Stored data:
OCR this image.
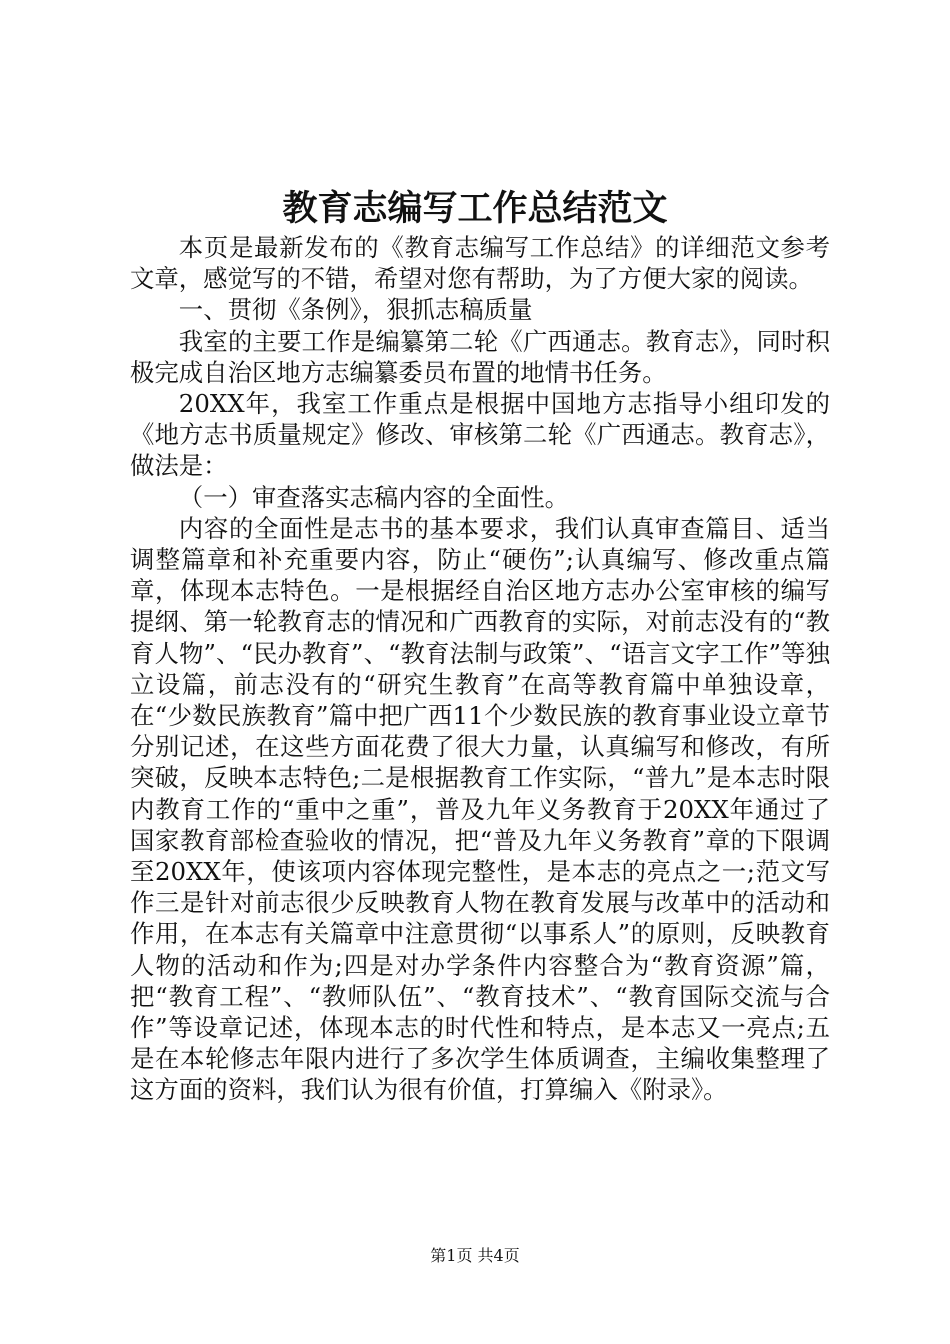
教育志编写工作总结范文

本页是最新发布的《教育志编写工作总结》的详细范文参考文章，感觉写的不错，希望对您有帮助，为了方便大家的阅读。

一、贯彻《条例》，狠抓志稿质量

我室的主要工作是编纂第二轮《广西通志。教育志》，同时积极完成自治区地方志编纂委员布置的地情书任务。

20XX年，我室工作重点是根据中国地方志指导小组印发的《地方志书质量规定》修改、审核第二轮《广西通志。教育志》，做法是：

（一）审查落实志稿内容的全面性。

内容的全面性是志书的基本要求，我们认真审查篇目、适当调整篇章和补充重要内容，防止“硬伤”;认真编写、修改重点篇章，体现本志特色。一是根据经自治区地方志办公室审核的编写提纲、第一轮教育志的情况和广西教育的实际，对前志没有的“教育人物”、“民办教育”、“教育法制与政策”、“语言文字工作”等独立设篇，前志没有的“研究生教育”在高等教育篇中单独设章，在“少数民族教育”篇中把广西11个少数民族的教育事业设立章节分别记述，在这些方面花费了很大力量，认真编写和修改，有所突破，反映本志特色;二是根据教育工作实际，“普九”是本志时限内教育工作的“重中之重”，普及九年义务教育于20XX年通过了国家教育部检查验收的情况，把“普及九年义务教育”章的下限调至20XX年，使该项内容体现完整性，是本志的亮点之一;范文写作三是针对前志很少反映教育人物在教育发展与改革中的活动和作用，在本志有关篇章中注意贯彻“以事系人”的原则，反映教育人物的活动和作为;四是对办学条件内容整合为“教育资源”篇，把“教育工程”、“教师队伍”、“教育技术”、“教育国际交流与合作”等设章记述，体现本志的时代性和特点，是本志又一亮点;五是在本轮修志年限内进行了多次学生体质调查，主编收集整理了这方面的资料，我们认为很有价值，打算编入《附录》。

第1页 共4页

---

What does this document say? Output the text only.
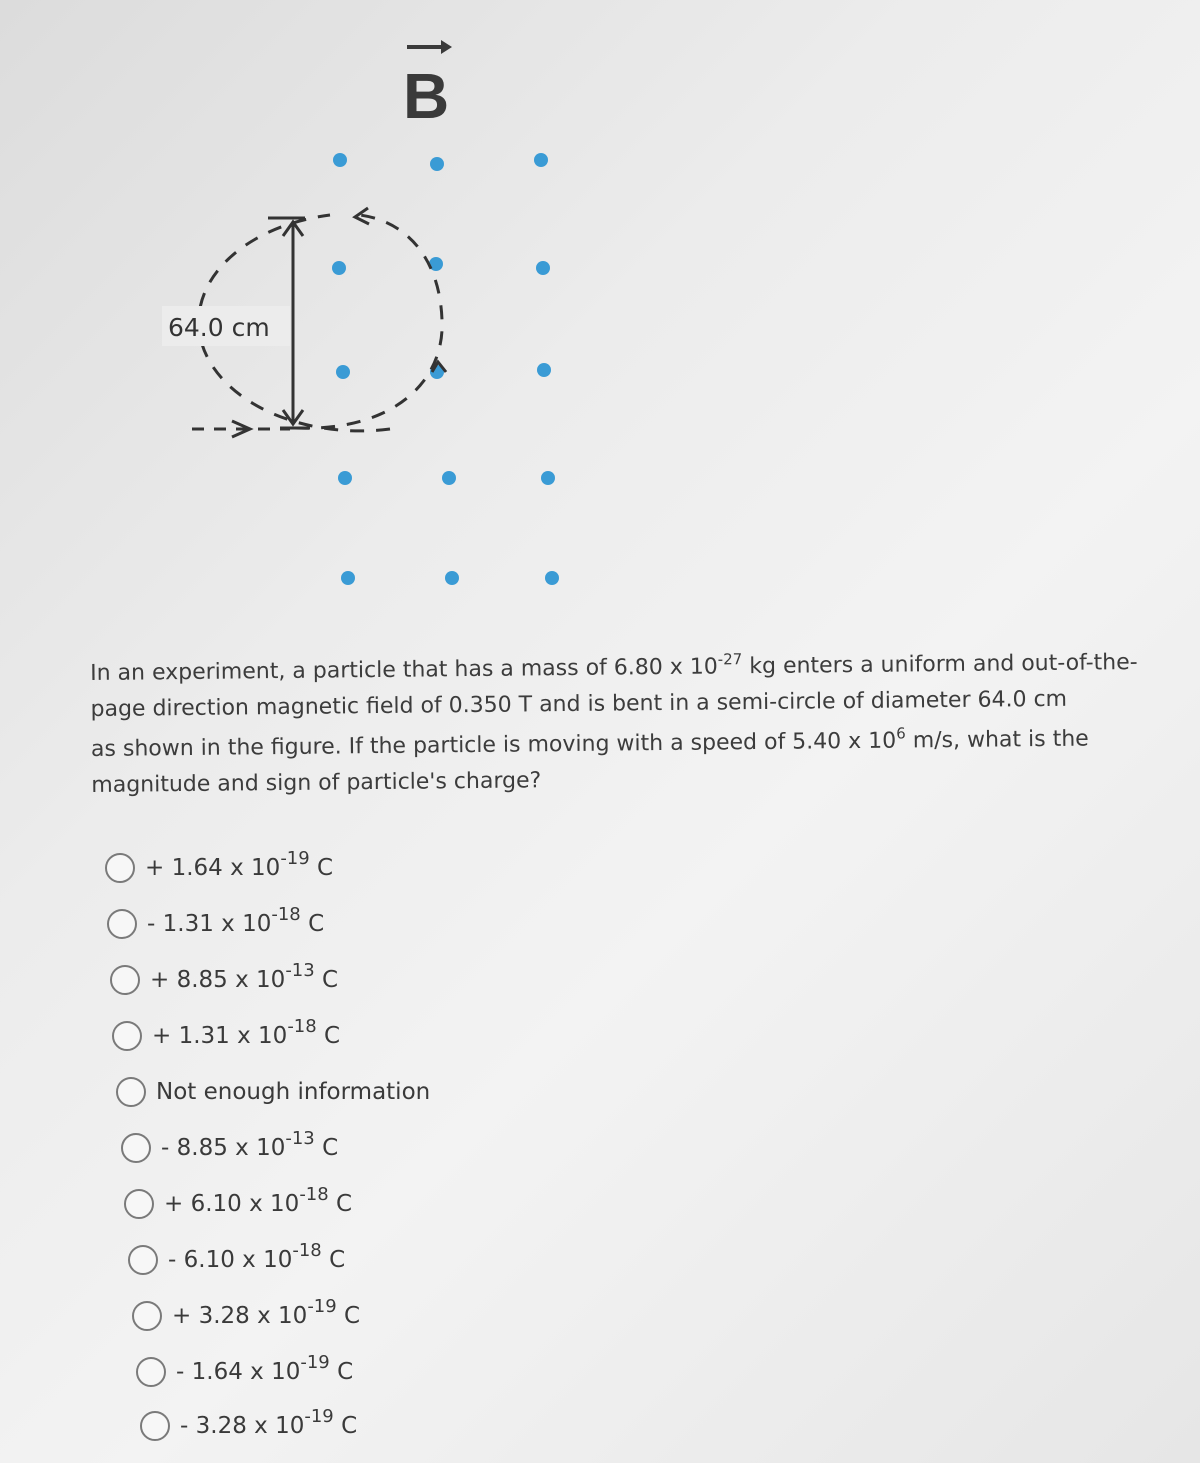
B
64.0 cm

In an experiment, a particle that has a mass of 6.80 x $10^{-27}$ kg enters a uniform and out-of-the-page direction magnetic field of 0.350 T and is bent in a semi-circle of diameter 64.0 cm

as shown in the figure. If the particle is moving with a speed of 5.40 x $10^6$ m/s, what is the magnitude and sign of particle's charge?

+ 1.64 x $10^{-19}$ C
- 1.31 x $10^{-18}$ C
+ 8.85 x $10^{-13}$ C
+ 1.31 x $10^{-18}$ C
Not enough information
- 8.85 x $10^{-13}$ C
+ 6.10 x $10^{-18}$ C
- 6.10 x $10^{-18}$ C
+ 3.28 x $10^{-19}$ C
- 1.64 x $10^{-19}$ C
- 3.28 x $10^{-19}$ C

## What you are asked to do
Find every line with "this" in the listing and state how many there are, nothing else.

## Task output
2